WHAT NEEDS TO BE DONE
Your task is to copy the listing exactly. Drop any pictures from the copy.

SOURCE RECORDS
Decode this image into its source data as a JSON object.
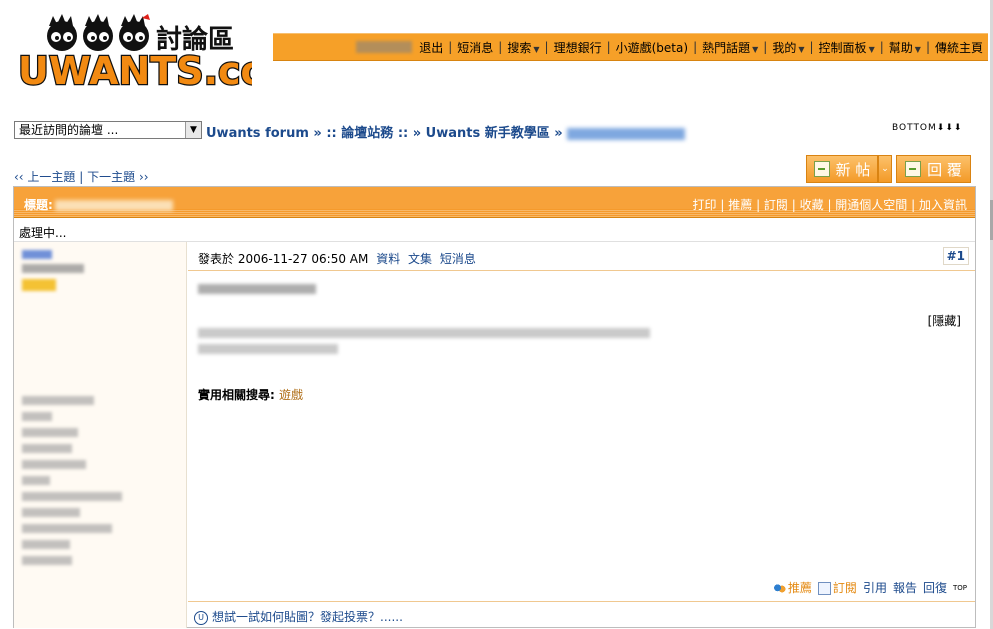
{
  "logo": {
    "text": "UWANTS.com",
    "subtitle": "討論區"
  },
  "topnav": {
    "items": [
      {
        "label": "退出"
      },
      {
        "label": "短消息"
      },
      {
        "label": "搜索",
        "dropdown": true
      },
      {
        "label": "理想銀行"
      },
      {
        "label": "小遊戲(beta)"
      },
      {
        "label": "熱門話題",
        "dropdown": true
      },
      {
        "label": "我的",
        "dropdown": true
      },
      {
        "label": "控制面板",
        "dropdown": true
      },
      {
        "label": "幫助",
        "dropdown": true
      },
      {
        "label": "傳統主頁"
      }
    ]
  },
  "forum_select": {
    "value": "最近訪問的論壇 ..."
  },
  "breadcrumb": {
    "root": "Uwants forum",
    "sep1": "» ::",
    "section": "論壇站務",
    "sep2": ":: »",
    "forum": "Uwants 新手教學區",
    "sep3": "»"
  },
  "bottom_link": "BOTTOM",
  "prevnext": {
    "prev": "‹‹ 上一主題",
    "divider": "|",
    "next": "下一主題 ››"
  },
  "buttons": {
    "new": "新 帖",
    "reply": "回 覆"
  },
  "post": {
    "title_label": "標題:",
    "tools": [
      "打印",
      "推薦",
      "訂閱",
      "收藏",
      "開通個人空間",
      "加入資訊"
    ],
    "processing": "處理中...",
    "meta_prefix": "發表於",
    "meta_datetime": "2006-11-27 06:50 AM",
    "meta_links": [
      "資料",
      "文集",
      "短消息"
    ],
    "number": "#1",
    "hide_tag": "[隱藏]",
    "related_label": "實用相關搜尋:",
    "related_link": "遊戲",
    "actions": [
      "推薦",
      "訂閱",
      "引用",
      "報告",
      "回復"
    ],
    "top_label": "TOP",
    "footer_tip": "想試一試如何貼圖？發起投票？......"
  },
  "colors": {
    "accent": "#f6a028",
    "link": "#1c4a8c"
  }
}
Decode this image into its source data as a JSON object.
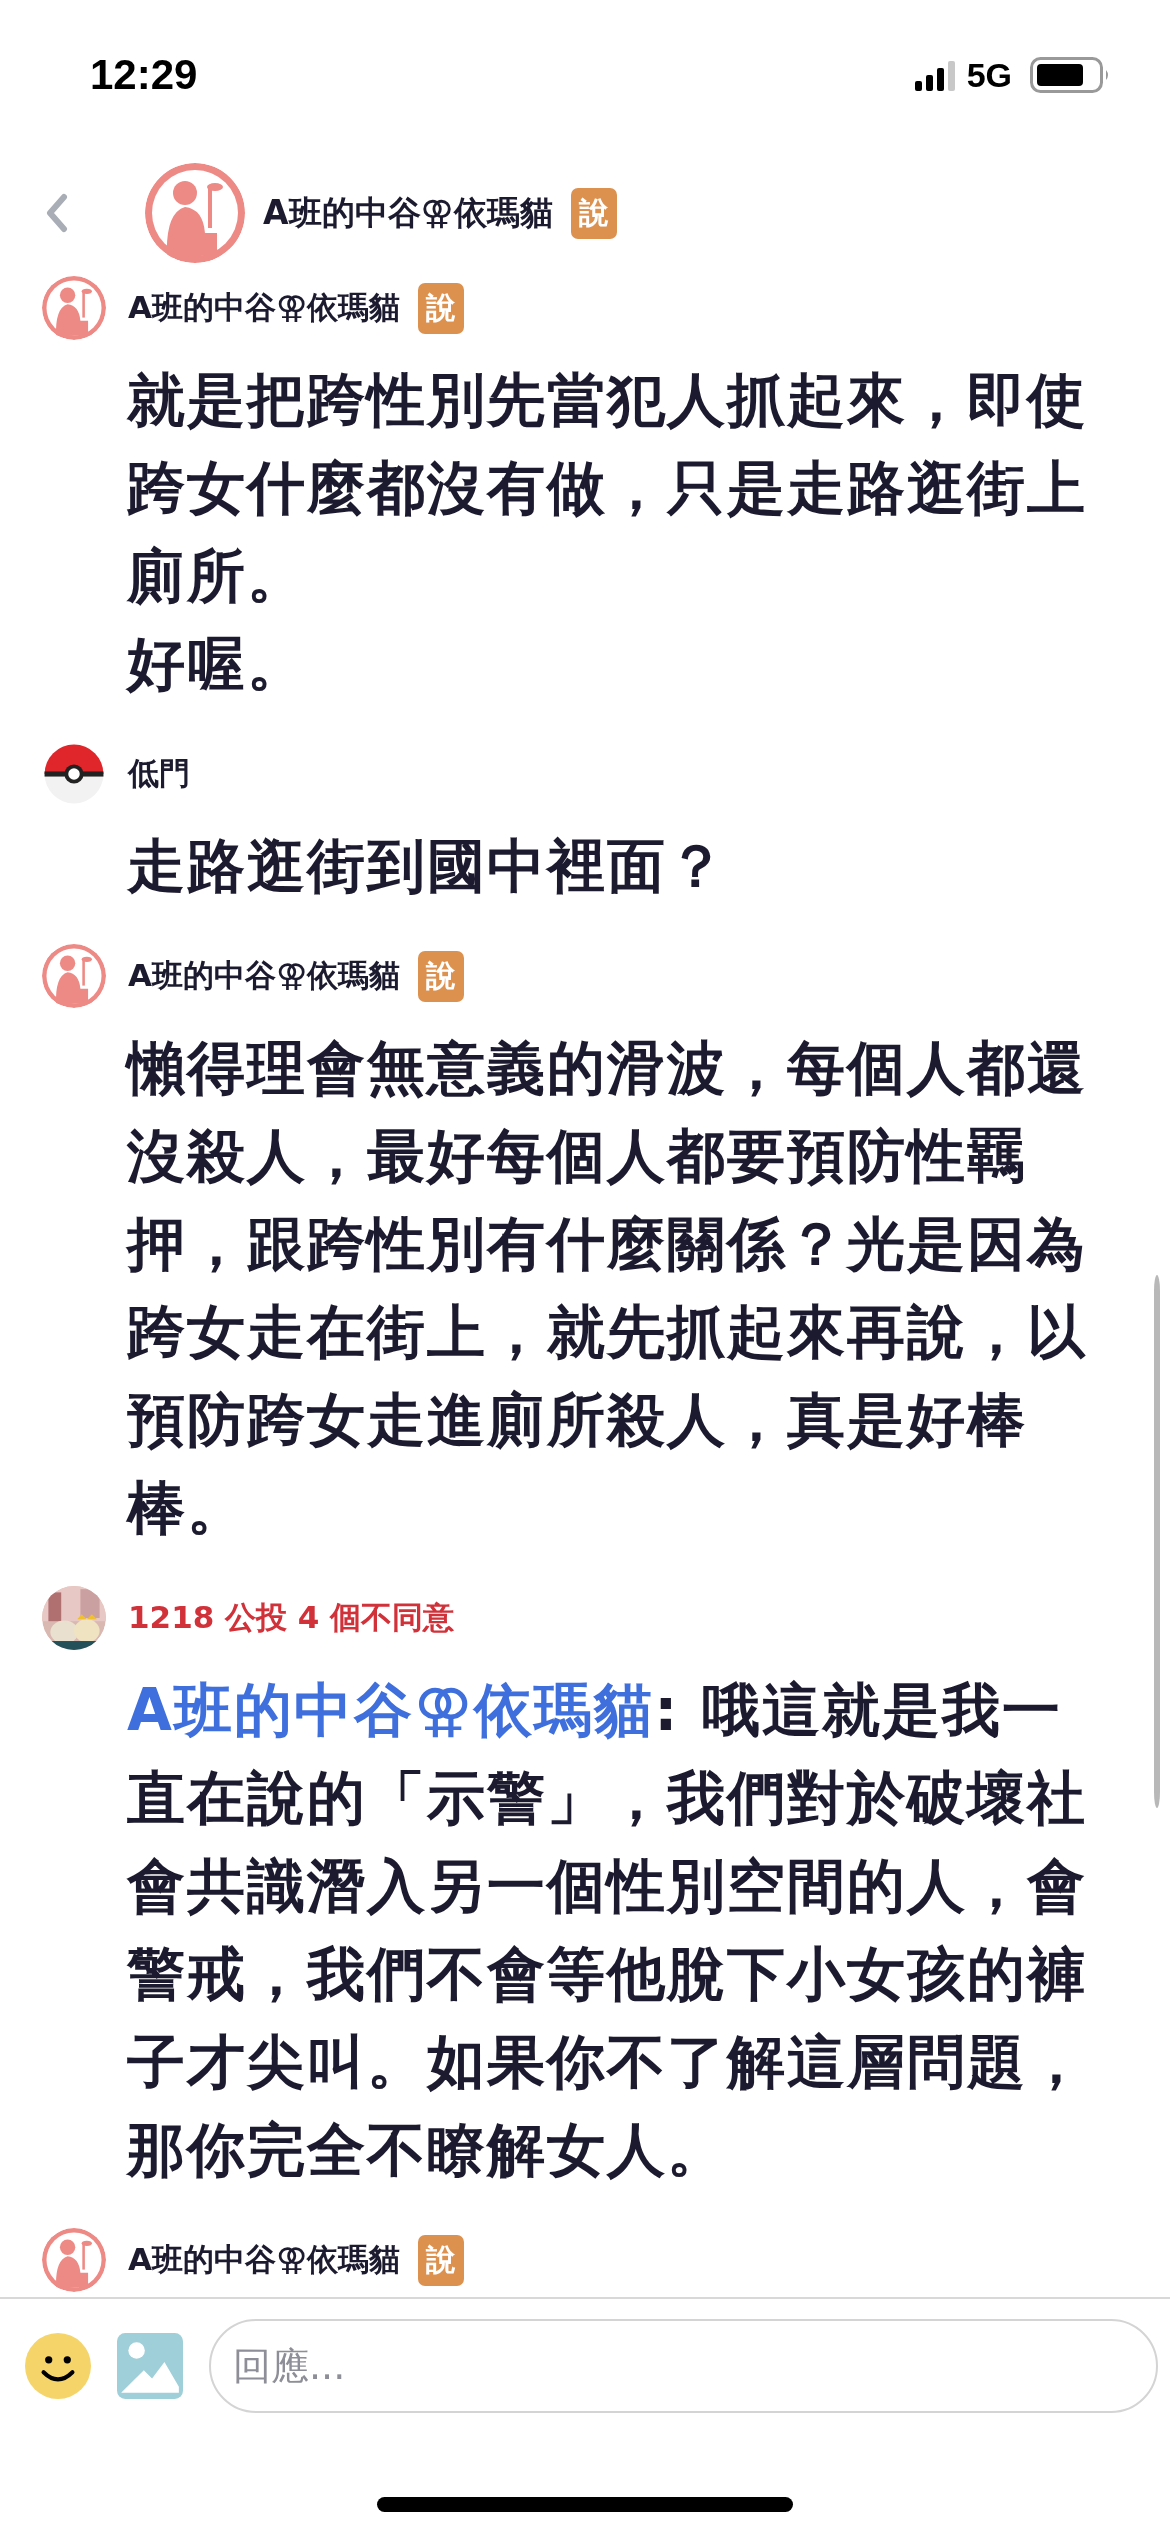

OUTPUT BELOW
Decode this image into its source data as a JSON object.
{
  "logo": {
    "text": "UWANTS.com",
    "subtitle": "討論區"
  },
  "topnav": {
    "items": [
      {
        "label": "退出"
      },
      {
        "label": "短消息"
      },
      {
        "label": "搜索",
        "dropdown": true
      },
      {
        "label": "理想銀行"
      },
      {
        "label": "小遊戲(beta)"
      },
      {
        "label": "熱門話題",
        "dropdown": true
      },
      {
        "label": "我的",
        "dropdown": true
      },
      {
        "label": "控制面板",
        "dropdown": true
      },
      {
        "label": "幫助",
        "dropdown": true
      },
      {
        "label": "傳統主頁"
      }
    ]
  },
  "forum_select": {
    "value": "最近訪問的論壇 ..."
  },
  "breadcrumb": {
    "root": "Uwants forum",
    "sep1": "» ::",
    "section": "論壇站務",
    "sep2": ":: »",
    "forum": "Uwants 新手教學區",
    "sep3": "»"
  },
  "bottom_link": "BOTTOM",
  "prevnext": {
    "prev": "‹‹ 上一主題",
    "divider": "|",
    "next": "下一主題 ››"
  },
  "buttons": {
    "new": "新 帖",
    "reply": "回 覆"
  },
  "post": {
    "title_label": "標題:",
    "tools": [
      "打印",
      "推薦",
      "訂閱",
      "收藏",
      "開通個人空間",
      "加入資訊"
    ],
    "processing": "處理中...",
    "meta_prefix": "發表於",
    "meta_datetime": "2006-11-27 06:50 AM",
    "meta_links": [
      "資料",
      "文集",
      "短消息"
    ],
    "number": "#1",
    "hide_tag": "[隱藏]",
    "related_label": "實用相關搜尋:",
    "related_link": "遊戲",
    "actions": [
      "推薦",
      "訂閱",
      "引用",
      "報告",
      "回復"
    ],
    "top_label": "TOP",
    "footer_tip": "想試一試如何貼圖？發起投票？......"
  },
  "colors": {
    "accent": "#f6a028",
    "link": "#1c4a8c"
  }
}
Decode this image into its source data as a JSON object.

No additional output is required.